### [Kaynak metin]
>>>>

Senaryo: Macit Koper
Görüntü Yönetmeni: Çetin
Tunca
Müzik: Cahit Berkay
Yapım: Delta Film/Atıf
Yılmaz
Oyuncular: Türkan Şoray, Cihan Ünal, Bülent Bilgiç,
Sevda Ferdağ, Erdal Özyağcılar, Orhan Çağman, Tanju Şarman, Turgut Savaş, Tulu
Çizgen, Serra Yılmaz, Türkan Tümay, Cengiz Tünay, Erhan Dilligil
Konu: İskenderun'lu iş adamı Murat, yıllar
sonra geçmiş günlerde kalan sevgilisi Selma ile karşılaşıyor. Oysa Selma, artık
gençlik yıllarının anılarında kalan kız değildir. Şimdi o pavyon kadını Aygül
olmuştur. Murat onu pavyon yaşamından kurtarmak ister. Geçmişteki hatasını da
böylece ödemiş olacaktır.
"Filmde
Yeşilçam kalıpları dışında çizilmek istenen, pavyona düşerek Aygül olmuş Selma,
Türkan Şoray'ın alışılmış pavyon tiplemesi yüzünden başarıya ulaşamamıştır.
Bunun yanında pavyondaki diğer kadınlar oldukça gerçekçi verilmiştir.
Özellikle, tuvaletçi Sarı Gönül, artmış yüz çizgileriyle, sigaradan kalınlaşmış
sesiyle ve görmüş geçirmişliğin verdiği yaşam anlayışıyla ne kadar da
etkileyicidir. Aygül’lerin şimdi en güzel olup en çok iş yapan
konsomatrislerin, geleceğini yansıtan bir ayna gibi oturmaktadır. Film, eski
günlerin güzelliğine dönme umuduyla yola çıkan Selma ve Murat'ın kaza mı, intihar
mı olduğu anlaşılamayan ölümleriyle, sona ermektedir.

<<<<

Bir koleksiyondan alınan kayıtlar:
>>>>

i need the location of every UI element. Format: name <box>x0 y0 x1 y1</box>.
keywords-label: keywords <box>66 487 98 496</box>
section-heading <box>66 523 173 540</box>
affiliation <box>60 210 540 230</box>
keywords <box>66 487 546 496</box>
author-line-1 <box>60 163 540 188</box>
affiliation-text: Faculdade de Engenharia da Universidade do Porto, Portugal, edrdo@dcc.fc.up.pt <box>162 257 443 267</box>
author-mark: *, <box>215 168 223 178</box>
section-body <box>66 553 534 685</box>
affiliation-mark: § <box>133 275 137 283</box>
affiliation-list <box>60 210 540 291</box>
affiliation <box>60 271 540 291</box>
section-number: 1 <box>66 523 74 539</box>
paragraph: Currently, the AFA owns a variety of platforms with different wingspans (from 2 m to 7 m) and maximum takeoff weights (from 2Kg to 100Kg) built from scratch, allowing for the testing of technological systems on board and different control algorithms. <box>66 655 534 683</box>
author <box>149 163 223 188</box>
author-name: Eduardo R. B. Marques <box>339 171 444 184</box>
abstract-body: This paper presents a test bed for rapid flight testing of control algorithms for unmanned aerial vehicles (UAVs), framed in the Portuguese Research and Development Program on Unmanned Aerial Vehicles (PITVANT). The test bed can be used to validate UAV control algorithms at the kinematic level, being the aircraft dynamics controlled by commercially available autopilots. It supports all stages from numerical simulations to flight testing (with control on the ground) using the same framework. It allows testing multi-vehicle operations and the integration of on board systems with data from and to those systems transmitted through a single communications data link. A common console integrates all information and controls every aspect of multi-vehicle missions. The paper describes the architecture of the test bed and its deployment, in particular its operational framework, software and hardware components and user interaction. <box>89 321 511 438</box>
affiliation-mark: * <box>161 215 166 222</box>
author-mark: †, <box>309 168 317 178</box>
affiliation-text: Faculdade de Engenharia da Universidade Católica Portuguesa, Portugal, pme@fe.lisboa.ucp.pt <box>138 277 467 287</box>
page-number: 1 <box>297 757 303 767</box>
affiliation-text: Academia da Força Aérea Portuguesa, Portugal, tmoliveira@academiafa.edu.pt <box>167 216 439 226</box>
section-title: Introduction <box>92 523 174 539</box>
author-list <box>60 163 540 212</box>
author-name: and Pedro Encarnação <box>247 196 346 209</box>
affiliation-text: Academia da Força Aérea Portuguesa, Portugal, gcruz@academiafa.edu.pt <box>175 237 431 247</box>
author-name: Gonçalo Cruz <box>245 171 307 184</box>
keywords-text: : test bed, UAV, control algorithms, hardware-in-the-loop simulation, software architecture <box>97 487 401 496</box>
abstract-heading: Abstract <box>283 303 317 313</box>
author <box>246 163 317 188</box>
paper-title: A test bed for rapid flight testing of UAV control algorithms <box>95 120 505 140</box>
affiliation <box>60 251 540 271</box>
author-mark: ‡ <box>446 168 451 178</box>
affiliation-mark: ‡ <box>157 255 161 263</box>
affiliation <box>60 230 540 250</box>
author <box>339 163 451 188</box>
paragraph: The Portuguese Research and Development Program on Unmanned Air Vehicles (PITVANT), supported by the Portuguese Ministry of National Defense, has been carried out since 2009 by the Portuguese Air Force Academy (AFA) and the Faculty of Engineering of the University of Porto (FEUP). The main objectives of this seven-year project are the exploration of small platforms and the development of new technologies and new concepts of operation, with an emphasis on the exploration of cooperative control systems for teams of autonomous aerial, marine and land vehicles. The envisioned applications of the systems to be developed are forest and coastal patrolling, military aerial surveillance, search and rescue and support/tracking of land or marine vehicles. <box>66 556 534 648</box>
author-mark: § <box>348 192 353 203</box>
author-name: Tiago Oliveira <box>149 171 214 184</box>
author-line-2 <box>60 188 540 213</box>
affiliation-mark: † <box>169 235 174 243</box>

<<<<

### [Yönerge]
Yukarıdaki film yazısını hiçbir değişiklik yapmadan baştan sona yeniden yazın.

### [Beklenen yanıt]
Senaryo: Macit Koper
Görüntü Yönetmeni: Çetin
Tunca
Müzik: Cahit Berkay
Yapım: Delta Film/Atıf
Yılmaz
Oyuncular: Türkan Şoray, Cihan Ünal, Bülent Bilgiç,
Sevda Ferdağ, Erdal Özyağcılar, Orhan Çağman, Tanju Şarman, Turgut Savaş, Tulu
Çizgen, Serra Yılmaz, Türkan Tümay, Cengiz Tünay, Erhan Dilligil
Konu: İskenderun'lu iş adamı Murat, yıllar
sonra geçmiş günlerde kalan sevgilisi Selma ile karşılaşıyor. Oysa Selma, artık
gençlik yıllarının anılarında kalan kız değildir. Şimdi o pavyon kadını Aygül
olmuştur. Murat onu pavyon yaşamından kurtarmak ister. Geçmişteki hatasını da
böylece ödemiş olacaktır.
"Filmde
Yeşilçam kalıpları dışında çizilmek istenen, pavyona düşerek Aygül olmuş Selma,
Türkan Şoray'ın alışılmış pavyon tiplemesi yüzünden başarıya ulaşamamıştır.
Bunun yanında pavyondaki diğer kadınlar oldukça gerçekçi verilmiştir.
Özellikle, tuvaletçi Sarı Gönül, artmış yüz çizgileriyle, sigaradan kalınlaşmış
sesiyle ve görmüş geçirmişliğin verdiği yaşam anlayışıyla ne kadar da
etkileyicidir. Aygül’lerin şimdi en güzel olup en çok iş yapan
konsomatrislerin, geleceğini yansıtan bir ayna gibi oturmaktadır. Film, eski
günlerin güzelliğine dönme umuduyla yola çıkan Selma ve Murat'ın kaza mı, intihar
mı olduğu anlaşılamayan ölümleriyle, sona ermektedir.